>> Start Dataset records
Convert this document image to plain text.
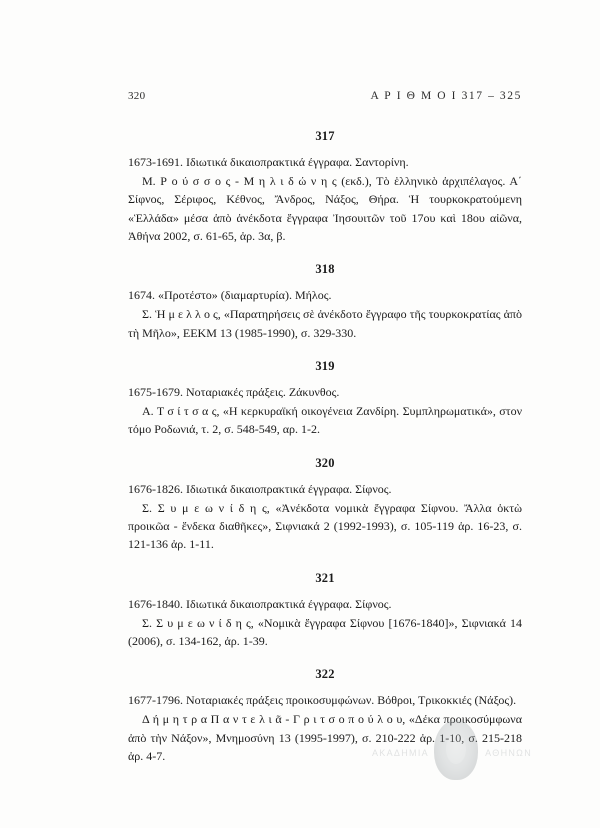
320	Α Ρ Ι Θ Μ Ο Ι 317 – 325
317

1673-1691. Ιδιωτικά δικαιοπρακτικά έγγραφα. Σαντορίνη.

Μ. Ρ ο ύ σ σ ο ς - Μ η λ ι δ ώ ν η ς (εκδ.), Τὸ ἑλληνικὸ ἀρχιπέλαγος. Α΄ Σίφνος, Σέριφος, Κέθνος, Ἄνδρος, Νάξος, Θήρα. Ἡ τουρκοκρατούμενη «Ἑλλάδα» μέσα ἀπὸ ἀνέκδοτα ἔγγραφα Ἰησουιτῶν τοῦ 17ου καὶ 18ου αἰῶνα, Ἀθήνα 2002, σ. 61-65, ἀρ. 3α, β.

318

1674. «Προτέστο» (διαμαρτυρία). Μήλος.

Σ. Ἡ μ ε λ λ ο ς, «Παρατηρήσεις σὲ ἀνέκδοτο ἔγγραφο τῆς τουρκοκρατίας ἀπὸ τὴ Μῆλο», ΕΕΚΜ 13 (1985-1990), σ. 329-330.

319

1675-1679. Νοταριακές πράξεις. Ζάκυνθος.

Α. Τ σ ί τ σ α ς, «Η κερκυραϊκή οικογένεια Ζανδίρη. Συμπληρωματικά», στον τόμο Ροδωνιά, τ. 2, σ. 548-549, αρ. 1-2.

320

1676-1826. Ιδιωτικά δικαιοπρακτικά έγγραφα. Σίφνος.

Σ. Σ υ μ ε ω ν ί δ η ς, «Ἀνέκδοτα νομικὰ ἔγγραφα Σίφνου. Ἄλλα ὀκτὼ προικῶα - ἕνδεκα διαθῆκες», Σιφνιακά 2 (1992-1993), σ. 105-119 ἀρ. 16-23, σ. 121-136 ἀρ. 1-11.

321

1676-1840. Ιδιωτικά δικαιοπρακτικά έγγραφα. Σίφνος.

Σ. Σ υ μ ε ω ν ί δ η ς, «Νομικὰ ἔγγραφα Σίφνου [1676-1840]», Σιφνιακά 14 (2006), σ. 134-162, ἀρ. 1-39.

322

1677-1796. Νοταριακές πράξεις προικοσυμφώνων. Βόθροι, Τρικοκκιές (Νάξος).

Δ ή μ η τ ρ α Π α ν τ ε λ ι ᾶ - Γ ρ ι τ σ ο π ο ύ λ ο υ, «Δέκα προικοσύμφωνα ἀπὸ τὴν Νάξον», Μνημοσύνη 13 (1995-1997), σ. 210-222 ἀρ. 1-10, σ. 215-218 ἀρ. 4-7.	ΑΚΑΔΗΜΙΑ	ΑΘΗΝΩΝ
>> End Dataset records
>> Start Dataset records
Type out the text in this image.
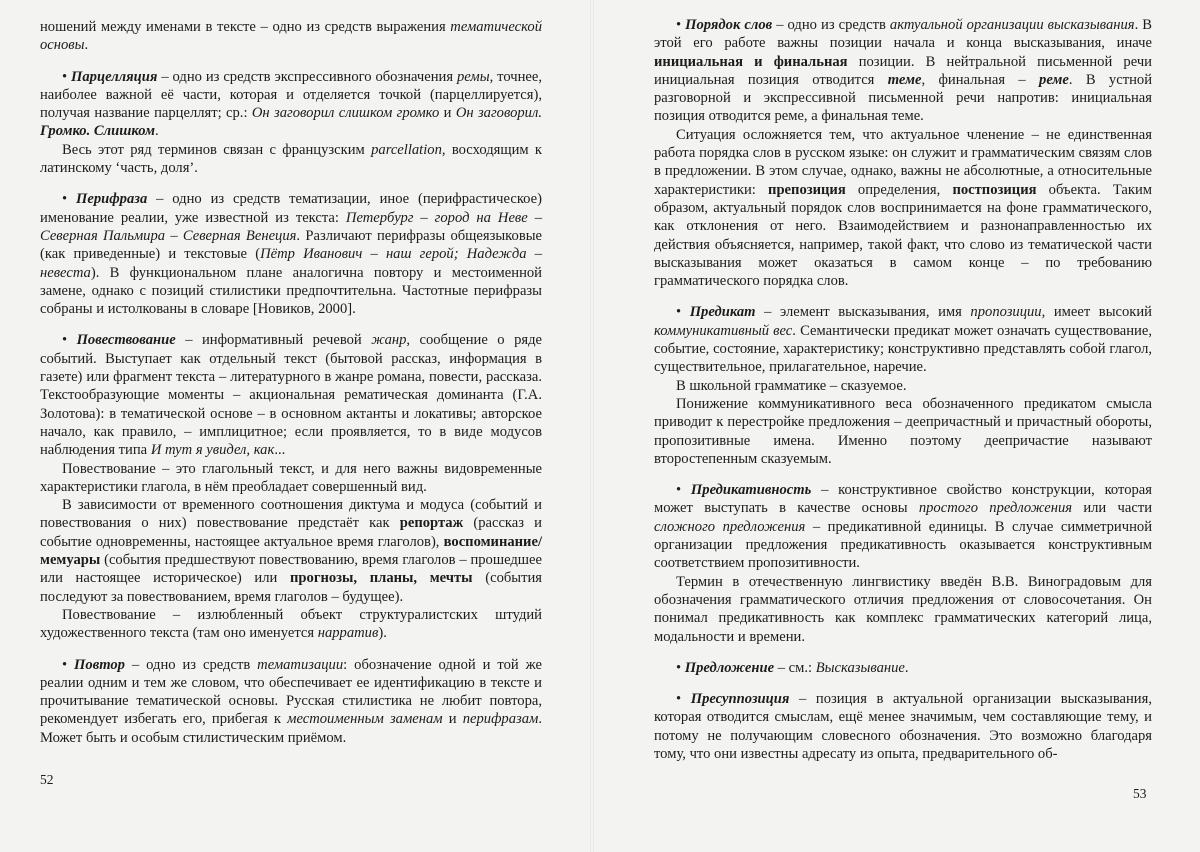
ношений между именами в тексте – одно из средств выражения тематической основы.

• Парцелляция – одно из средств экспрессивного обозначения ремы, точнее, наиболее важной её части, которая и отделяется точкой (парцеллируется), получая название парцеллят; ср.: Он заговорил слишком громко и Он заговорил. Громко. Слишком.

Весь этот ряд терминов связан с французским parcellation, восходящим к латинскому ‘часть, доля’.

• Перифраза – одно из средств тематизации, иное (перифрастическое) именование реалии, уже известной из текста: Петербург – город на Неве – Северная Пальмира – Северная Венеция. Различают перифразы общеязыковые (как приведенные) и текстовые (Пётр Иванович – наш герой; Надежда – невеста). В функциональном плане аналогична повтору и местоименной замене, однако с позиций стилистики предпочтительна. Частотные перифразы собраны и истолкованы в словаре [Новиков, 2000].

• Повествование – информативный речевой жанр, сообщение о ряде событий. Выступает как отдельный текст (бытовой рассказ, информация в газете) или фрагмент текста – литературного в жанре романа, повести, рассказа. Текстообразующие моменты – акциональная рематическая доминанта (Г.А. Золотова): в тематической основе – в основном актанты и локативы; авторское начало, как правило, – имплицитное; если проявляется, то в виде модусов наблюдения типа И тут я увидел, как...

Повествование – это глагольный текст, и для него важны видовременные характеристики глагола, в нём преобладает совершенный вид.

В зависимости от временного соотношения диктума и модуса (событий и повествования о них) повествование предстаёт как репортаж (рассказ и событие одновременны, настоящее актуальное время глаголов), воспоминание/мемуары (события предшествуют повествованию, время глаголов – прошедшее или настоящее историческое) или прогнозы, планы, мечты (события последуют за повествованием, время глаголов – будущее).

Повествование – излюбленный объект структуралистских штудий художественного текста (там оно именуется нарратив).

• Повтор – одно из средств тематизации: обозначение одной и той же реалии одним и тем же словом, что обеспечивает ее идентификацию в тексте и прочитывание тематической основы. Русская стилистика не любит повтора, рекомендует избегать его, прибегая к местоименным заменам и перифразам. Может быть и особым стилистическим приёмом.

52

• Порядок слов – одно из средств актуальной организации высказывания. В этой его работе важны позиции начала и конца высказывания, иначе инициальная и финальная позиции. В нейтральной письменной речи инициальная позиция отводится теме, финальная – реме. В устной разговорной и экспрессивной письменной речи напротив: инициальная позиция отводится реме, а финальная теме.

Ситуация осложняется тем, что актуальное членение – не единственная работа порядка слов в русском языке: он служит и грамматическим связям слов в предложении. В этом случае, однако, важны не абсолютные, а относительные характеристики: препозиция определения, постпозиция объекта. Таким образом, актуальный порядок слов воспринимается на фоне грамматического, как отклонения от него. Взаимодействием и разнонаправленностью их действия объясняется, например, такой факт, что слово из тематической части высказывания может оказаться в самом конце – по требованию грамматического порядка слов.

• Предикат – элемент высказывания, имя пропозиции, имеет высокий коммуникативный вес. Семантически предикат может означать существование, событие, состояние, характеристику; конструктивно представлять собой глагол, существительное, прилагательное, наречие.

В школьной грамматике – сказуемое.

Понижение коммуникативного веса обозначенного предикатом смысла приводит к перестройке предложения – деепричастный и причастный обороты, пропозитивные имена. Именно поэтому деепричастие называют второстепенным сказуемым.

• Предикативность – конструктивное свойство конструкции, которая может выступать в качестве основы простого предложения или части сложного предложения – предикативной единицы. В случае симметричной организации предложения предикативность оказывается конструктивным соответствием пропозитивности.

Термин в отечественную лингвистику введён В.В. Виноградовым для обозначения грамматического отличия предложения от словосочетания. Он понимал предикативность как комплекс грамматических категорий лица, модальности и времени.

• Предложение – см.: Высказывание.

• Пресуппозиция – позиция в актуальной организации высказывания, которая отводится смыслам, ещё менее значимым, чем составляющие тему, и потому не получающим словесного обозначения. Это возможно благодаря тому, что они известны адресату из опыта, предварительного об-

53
>> End Dataset records
#### [Goal]
Find every line in the records above that contains the word "image", and copy each one.

#### [Solution for this problem]
Convert this document image to plain text.
Type out the text in this image.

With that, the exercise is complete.